Request: Quote every entry word for word.

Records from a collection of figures
>> START

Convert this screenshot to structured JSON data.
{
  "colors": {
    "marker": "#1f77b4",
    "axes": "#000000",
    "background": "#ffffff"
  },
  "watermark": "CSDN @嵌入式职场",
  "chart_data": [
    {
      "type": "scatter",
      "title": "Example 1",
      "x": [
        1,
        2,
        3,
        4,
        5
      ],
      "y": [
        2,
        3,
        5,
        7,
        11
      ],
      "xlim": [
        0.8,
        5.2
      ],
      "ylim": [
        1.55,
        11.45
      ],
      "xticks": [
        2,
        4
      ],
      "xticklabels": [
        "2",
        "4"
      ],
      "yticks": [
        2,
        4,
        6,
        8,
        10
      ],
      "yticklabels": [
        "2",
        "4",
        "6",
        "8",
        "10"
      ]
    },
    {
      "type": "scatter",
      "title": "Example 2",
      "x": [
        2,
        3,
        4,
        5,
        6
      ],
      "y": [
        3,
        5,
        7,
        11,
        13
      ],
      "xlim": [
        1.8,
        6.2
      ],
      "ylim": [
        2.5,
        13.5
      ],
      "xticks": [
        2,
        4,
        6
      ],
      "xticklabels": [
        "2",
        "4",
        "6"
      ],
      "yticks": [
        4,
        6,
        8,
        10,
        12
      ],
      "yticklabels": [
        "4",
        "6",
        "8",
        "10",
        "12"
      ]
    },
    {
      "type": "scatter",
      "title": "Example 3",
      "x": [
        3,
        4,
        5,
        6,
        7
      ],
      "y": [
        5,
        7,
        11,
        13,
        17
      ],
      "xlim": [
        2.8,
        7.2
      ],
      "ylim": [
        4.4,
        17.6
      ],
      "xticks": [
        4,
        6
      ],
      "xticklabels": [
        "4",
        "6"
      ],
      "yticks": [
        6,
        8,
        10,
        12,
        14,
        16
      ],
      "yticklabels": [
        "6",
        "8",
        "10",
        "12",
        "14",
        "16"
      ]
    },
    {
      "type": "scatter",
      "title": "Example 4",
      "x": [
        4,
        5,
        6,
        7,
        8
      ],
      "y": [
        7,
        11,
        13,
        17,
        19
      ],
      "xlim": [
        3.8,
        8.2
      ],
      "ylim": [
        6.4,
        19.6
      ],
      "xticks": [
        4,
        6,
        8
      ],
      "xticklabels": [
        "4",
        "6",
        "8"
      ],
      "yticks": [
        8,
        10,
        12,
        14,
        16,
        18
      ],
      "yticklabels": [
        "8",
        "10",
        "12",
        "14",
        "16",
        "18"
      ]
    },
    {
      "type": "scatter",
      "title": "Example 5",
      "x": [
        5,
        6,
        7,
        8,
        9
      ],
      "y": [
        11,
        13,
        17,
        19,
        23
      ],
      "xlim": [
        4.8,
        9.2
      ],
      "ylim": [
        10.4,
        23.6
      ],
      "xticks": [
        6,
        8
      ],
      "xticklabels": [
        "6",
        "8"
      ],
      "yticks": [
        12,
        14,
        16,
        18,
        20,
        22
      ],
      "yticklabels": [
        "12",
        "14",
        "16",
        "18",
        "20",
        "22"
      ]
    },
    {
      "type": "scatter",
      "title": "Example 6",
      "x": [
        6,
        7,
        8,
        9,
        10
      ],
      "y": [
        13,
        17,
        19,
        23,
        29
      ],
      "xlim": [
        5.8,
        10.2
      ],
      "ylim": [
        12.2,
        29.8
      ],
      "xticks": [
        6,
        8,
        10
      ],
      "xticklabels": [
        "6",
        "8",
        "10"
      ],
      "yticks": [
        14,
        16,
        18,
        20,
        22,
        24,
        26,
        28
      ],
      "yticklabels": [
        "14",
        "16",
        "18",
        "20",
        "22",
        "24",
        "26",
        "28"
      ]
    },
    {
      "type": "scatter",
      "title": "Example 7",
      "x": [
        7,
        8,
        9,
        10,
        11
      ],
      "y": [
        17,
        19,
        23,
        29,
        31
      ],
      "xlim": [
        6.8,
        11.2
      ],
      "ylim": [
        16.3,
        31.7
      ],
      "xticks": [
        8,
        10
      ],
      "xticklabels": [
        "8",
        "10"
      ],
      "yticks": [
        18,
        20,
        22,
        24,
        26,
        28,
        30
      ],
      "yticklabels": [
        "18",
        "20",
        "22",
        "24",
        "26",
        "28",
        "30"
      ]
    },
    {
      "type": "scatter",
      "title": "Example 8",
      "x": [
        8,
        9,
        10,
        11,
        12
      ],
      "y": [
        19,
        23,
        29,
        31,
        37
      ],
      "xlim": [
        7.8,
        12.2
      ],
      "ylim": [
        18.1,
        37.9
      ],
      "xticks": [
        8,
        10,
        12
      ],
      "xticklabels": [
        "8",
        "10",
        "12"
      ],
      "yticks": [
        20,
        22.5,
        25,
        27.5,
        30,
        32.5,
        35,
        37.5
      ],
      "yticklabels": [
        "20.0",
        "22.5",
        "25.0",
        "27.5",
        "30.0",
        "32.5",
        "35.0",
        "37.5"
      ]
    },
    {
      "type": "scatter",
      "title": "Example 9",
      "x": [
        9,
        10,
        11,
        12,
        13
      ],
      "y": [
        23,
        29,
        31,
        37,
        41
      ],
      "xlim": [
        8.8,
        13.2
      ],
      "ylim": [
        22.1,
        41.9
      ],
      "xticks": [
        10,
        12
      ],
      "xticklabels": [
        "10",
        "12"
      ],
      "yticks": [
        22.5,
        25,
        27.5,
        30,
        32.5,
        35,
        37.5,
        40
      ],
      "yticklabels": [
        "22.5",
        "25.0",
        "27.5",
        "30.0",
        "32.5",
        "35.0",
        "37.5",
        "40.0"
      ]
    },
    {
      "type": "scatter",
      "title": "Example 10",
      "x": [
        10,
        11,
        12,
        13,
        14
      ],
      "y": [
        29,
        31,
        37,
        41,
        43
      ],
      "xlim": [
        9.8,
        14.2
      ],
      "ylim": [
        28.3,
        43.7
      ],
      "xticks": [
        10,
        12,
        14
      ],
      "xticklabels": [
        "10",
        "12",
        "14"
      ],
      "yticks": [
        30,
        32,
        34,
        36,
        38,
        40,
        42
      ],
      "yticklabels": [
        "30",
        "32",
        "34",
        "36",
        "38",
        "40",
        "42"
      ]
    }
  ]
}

>> END

Written answer:
Convert this screenshot to structured JSON data.
{
  "colors": {
    "marker": "#1f77b4",
    "axes": "#000000",
    "background": "#ffffff"
  },
  "watermark": "CSDN @嵌入式职场",
  "chart_data": [
    {
      "type": "scatter",
      "title": "Example 1",
      "x": [
        1,
        2,
        3,
        4,
        5
      ],
      "y": [
        2,
        3,
        5,
        7,
        11
      ],
      "xlim": [
        0.8,
        5.2
      ],
      "ylim": [
        1.55,
        11.45
      ],
      "xticks": [
        2,
        4
      ],
      "xticklabels": [
        "2",
        "4"
      ],
      "yticks": [
        2,
        4,
        6,
        8,
        10
      ],
      "yticklabels": [
        "2",
        "4",
        "6",
        "8",
        "10"
      ]
    },
    {
      "type": "scatter",
      "title": "Example 2",
      "x": [
        2,
        3,
        4,
        5,
        6
      ],
      "y": [
        3,
        5,
        7,
        11,
        13
      ],
      "xlim": [
        1.8,
        6.2
      ],
      "ylim": [
        2.5,
        13.5
      ],
      "xticks": [
        2,
        4,
        6
      ],
      "xticklabels": [
        "2",
        "4",
        "6"
      ],
      "yticks": [
        4,
        6,
        8,
        10,
        12
      ],
      "yticklabels": [
        "4",
        "6",
        "8",
        "10",
        "12"
      ]
    },
    {
      "type": "scatter",
      "title": "Example 3",
      "x": [
        3,
        4,
        5,
        6,
        7
      ],
      "y": [
        5,
        7,
        11,
        13,
        17
      ],
      "xlim": [
        2.8,
        7.2
      ],
      "ylim": [
        4.4,
        17.6
      ],
      "xticks": [
        4,
        6
      ],
      "xticklabels": [
        "4",
        "6"
      ],
      "yticks": [
        6,
        8,
        10,
        12,
        14,
        16
      ],
      "yticklabels": [
        "6",
        "8",
        "10",
        "12",
        "14",
        "16"
      ]
    },
    {
      "type": "scatter",
      "title": "Example 4",
      "x": [
        4,
        5,
        6,
        7,
        8
      ],
      "y": [
        7,
        11,
        13,
        17,
        19
      ],
      "xlim": [
        3.8,
        8.2
      ],
      "ylim": [
        6.4,
        19.6
      ],
      "xticks": [
        4,
        6,
        8
      ],
      "xticklabels": [
        "4",
        "6",
        "8"
      ],
      "yticks": [
        8,
        10,
        12,
        14,
        16,
        18
      ],
      "yticklabels": [
        "8",
        "10",
        "12",
        "14",
        "16",
        "18"
      ]
    },
    {
      "type": "scatter",
      "title": "Example 5",
      "x": [
        5,
        6,
        7,
        8,
        9
      ],
      "y": [
        11,
        13,
        17,
        19,
        23
      ],
      "xlim": [
        4.8,
        9.2
      ],
      "ylim": [
        10.4,
        23.6
      ],
      "xticks": [
        6,
        8
      ],
      "xticklabels": [
        "6",
        "8"
      ],
      "yticks": [
        12,
        14,
        16,
        18,
        20,
        22
      ],
      "yticklabels": [
        "12",
        "14",
        "16",
        "18",
        "20",
        "22"
      ]
    },
    {
      "type": "scatter",
      "title": "Example 6",
      "x": [
        6,
        7,
        8,
        9,
        10
      ],
      "y": [
        13,
        17,
        19,
        23,
        29
      ],
      "xlim": [
        5.8,
        10.2
      ],
      "ylim": [
        12.2,
        29.8
      ],
      "xticks": [
        6,
        8,
        10
      ],
      "xticklabels": [
        "6",
        "8",
        "10"
      ],
      "yticks": [
        14,
        16,
        18,
        20,
        22,
        24,
        26,
        28
      ],
      "yticklabels": [
        "14",
        "16",
        "18",
        "20",
        "22",
        "24",
        "26",
        "28"
      ]
    },
    {
      "type": "scatter",
      "title": "Example 7",
      "x": [
        7,
        8,
        9,
        10,
        11
      ],
      "y": [
        17,
        19,
        23,
        29,
        31
      ],
      "xlim": [
        6.8,
        11.2
      ],
      "ylim": [
        16.3,
        31.7
      ],
      "xticks": [
        8,
        10
      ],
      "xticklabels": [
        "8",
        "10"
      ],
      "yticks": [
        18,
        20,
        22,
        24,
        26,
        28,
        30
      ],
      "yticklabels": [
        "18",
        "20",
        "22",
        "24",
        "26",
        "28",
        "30"
      ]
    },
    {
      "type": "scatter",
      "title": "Example 8",
      "x": [
        8,
        9,
        10,
        11,
        12
      ],
      "y": [
        19,
        23,
        29,
        31,
        37
      ],
      "xlim": [
        7.8,
        12.2
      ],
      "ylim": [
        18.1,
        37.9
      ],
      "xticks": [
        8,
        10,
        12
      ],
      "xticklabels": [
        "8",
        "10",
        "12"
      ],
      "yticks": [
        20,
        22.5,
        25,
        27.5,
        30,
        32.5,
        35,
        37.5
      ],
      "yticklabels": [
        "20.0",
        "22.5",
        "25.0",
        "27.5",
        "30.0",
        "32.5",
        "35.0",
        "37.5"
      ]
    },
    {
      "type": "scatter",
      "title": "Example 9",
      "x": [
        9,
        10,
        11,
        12,
        13
      ],
      "y": [
        23,
        29,
        31,
        37,
        41
      ],
      "xlim": [
        8.8,
        13.2
      ],
      "ylim": [
        22.1,
        41.9
      ],
      "xticks": [
        10,
        12
      ],
      "xticklabels": [
        "10",
        "12"
      ],
      "yticks": [
        22.5,
        25,
        27.5,
        30,
        32.5,
        35,
        37.5,
        40
      ],
      "yticklabels": [
        "22.5",
        "25.0",
        "27.5",
        "30.0",
        "32.5",
        "35.0",
        "37.5",
        "40.0"
      ]
    },
    {
      "type": "scatter",
      "title": "Example 10",
      "x": [
        10,
        11,
        12,
        13,
        14
      ],
      "y": [
        29,
        31,
        37,
        41,
        43
      ],
      "xlim": [
        9.8,
        14.2
      ],
      "ylim": [
        28.3,
        43.7
      ],
      "xticks": [
        10,
        12,
        14
      ],
      "xticklabels": [
        "10",
        "12",
        "14"
      ],
      "yticks": [
        30,
        32,
        34,
        36,
        38,
        40,
        42
      ],
      "yticklabels": [
        "30",
        "32",
        "34",
        "36",
        "38",
        "40",
        "42"
      ]
    }
  ]
}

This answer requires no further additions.